_TEXTE FOURNI:_
********************

# ospitare a casa propria



## alenaro

Comment dire en français ospitare a casa propria?
Voila une phrase: Le persone iscritte all'associazione amano ospitare i pellegrini a casa propria.
-> _Les gens inscrites à l'association aiment heberger les pelerins chez eux/soi-meme._ 

Est-elle correcte la façon de traduire _a casa propria_?
Merci


----------



## Huginn

_Les gens inscrits à l'association aiment héberger les pèlerins chez eux.

_


----------



## Spain_is_different

Il y a aussi "loger" ou tout simplement "accueillir", qui s'emploient dans ce contexte. De toute façon, vu qu'on parle de "pelèrins", hébérger convient mieux. Si on parlait d'un ami, "loger" conviendrait mieux.


----------



## alenaro

Si je veux écrire ça:

--> _Ca (_le fait de faire partie de l'association_) donne l'opportunité d'heberger chez soi des pelerins._

C'est bon comme ça? C'est correct?
Merci


----------



## la fée

Oui, parce que dans ce cas, c'est comme si le sujet était "on": "chez soi" sera donc parfait!


----------



## Corsicum

Oui d'accord, et une petite variante :
_Cela donne l'opportunité d'héberger des pèlerins chez soi._


----------

********************

_ENREGISTREMENTS FOURNIS:_

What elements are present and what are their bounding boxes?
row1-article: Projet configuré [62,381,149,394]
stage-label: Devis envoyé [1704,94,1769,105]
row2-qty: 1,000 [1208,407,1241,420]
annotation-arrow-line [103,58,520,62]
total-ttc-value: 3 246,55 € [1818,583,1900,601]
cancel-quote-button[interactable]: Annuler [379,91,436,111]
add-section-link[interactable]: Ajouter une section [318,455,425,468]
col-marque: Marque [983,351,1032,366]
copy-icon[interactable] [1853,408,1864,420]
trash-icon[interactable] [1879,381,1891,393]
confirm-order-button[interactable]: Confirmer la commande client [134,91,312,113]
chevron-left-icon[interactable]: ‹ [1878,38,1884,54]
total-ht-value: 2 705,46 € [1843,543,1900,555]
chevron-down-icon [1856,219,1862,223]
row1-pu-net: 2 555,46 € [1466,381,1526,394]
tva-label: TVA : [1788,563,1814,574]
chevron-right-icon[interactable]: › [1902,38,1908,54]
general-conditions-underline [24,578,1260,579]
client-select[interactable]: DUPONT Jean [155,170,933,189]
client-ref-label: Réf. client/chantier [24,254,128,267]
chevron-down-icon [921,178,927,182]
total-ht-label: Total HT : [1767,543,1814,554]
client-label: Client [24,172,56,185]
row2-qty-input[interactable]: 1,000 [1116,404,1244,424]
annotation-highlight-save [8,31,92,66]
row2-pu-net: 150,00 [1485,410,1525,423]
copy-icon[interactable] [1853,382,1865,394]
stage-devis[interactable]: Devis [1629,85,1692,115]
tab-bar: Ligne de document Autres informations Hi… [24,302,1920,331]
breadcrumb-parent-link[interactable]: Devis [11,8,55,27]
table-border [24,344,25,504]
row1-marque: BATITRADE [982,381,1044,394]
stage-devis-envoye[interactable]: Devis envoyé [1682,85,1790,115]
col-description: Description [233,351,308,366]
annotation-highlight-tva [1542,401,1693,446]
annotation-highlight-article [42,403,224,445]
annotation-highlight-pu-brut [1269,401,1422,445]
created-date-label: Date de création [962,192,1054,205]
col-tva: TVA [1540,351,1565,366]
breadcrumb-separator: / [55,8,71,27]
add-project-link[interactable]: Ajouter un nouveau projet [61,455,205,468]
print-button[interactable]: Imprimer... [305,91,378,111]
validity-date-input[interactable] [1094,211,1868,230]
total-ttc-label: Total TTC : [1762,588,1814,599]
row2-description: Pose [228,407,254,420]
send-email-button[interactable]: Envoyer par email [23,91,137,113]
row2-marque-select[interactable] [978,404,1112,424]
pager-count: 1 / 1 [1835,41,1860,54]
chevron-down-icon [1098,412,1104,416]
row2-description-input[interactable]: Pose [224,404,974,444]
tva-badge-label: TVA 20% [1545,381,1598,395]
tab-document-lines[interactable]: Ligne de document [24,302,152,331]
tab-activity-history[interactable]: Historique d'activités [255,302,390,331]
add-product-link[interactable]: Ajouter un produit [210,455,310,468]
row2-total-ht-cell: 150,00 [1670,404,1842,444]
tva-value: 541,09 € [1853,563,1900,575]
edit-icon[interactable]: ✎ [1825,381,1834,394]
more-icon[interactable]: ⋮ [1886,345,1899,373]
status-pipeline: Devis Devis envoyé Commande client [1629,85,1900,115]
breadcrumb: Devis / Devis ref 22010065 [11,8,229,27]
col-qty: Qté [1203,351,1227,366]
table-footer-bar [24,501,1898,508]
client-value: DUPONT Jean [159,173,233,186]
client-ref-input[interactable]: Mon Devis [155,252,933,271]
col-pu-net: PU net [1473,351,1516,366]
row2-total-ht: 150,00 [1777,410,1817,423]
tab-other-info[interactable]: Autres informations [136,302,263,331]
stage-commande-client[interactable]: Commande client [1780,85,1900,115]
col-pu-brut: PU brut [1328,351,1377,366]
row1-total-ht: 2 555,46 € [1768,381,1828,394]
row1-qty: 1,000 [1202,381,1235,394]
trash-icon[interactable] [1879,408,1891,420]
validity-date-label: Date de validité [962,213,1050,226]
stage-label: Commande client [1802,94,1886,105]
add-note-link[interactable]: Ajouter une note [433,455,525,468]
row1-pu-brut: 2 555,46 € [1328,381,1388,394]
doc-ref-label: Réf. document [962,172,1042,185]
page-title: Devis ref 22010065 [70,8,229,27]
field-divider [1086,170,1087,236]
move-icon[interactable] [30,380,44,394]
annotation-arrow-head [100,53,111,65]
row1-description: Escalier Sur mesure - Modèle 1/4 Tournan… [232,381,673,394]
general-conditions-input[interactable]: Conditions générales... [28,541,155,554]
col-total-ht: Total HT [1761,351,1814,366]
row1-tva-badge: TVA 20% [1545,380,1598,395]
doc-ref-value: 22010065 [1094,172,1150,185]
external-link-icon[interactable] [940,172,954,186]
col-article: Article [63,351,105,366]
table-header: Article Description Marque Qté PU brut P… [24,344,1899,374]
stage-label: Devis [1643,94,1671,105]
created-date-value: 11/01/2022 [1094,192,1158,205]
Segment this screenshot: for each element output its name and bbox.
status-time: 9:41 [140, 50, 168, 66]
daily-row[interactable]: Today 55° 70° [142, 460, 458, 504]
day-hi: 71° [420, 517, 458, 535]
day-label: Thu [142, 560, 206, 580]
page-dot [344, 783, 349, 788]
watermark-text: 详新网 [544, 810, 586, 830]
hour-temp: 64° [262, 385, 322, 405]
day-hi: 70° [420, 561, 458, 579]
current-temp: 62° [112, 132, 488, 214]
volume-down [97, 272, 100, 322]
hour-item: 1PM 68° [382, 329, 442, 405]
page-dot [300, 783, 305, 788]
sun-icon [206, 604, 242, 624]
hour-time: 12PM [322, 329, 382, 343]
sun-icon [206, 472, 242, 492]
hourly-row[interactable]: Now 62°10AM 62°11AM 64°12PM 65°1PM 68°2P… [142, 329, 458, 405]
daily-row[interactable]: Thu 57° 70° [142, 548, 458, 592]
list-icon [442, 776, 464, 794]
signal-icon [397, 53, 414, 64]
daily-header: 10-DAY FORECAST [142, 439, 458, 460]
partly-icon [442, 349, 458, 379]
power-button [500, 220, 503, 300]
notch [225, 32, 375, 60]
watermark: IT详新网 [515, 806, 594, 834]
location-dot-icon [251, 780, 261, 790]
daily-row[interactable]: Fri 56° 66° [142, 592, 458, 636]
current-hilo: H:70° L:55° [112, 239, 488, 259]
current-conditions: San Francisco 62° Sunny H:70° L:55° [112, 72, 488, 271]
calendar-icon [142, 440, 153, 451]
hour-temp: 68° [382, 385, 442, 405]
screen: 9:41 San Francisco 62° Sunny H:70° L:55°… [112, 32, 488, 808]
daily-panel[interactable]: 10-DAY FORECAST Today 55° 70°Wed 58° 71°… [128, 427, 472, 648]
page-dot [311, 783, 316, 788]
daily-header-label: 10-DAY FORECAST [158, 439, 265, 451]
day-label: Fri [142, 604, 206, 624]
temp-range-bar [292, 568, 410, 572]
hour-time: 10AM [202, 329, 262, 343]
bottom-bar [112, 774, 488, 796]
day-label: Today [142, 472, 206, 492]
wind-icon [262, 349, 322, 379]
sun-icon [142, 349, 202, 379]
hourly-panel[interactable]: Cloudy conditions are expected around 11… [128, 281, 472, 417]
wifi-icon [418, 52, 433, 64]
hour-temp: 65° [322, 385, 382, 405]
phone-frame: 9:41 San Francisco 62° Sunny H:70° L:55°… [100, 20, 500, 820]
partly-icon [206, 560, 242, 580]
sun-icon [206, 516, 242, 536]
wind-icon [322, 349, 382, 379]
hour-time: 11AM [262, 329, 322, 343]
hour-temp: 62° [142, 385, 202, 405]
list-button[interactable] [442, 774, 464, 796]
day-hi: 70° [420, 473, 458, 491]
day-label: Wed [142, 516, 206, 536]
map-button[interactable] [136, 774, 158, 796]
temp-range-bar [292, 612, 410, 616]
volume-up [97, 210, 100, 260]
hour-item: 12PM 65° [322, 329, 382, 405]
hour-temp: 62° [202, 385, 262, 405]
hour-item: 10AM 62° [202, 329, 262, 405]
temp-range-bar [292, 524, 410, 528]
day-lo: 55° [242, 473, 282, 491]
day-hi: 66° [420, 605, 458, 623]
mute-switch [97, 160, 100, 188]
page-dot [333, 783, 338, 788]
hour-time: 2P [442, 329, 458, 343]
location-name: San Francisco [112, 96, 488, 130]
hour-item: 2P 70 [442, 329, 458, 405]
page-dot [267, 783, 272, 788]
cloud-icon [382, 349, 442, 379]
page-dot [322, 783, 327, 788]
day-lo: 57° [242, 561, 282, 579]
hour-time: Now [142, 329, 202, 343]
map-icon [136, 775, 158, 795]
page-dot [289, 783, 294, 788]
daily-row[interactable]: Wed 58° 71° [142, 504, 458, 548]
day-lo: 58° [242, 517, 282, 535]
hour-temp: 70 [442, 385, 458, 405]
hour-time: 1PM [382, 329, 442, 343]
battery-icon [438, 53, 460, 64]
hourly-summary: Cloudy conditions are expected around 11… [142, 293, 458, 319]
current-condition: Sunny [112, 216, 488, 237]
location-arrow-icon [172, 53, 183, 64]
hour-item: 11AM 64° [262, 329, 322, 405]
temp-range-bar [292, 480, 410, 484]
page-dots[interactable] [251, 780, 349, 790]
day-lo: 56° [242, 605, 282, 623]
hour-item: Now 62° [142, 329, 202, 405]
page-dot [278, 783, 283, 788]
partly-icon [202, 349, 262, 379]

********************

_CONSIGNE:_ Reprenez tel quel le passage du fil de discussion qui va de « # ospitare a » jusqu'à « a casa propria. » inclus. Ces enregistrements n'ont aucun lien avec le fil de discussion.

_RÉSULTAT:_
# ospitare a casa propria



## alenaro

Comment dire en français ospitare a casa propria?
Voila une phrase: Le persone iscritte all'associazione amano ospitare i pellegrini a casa propria.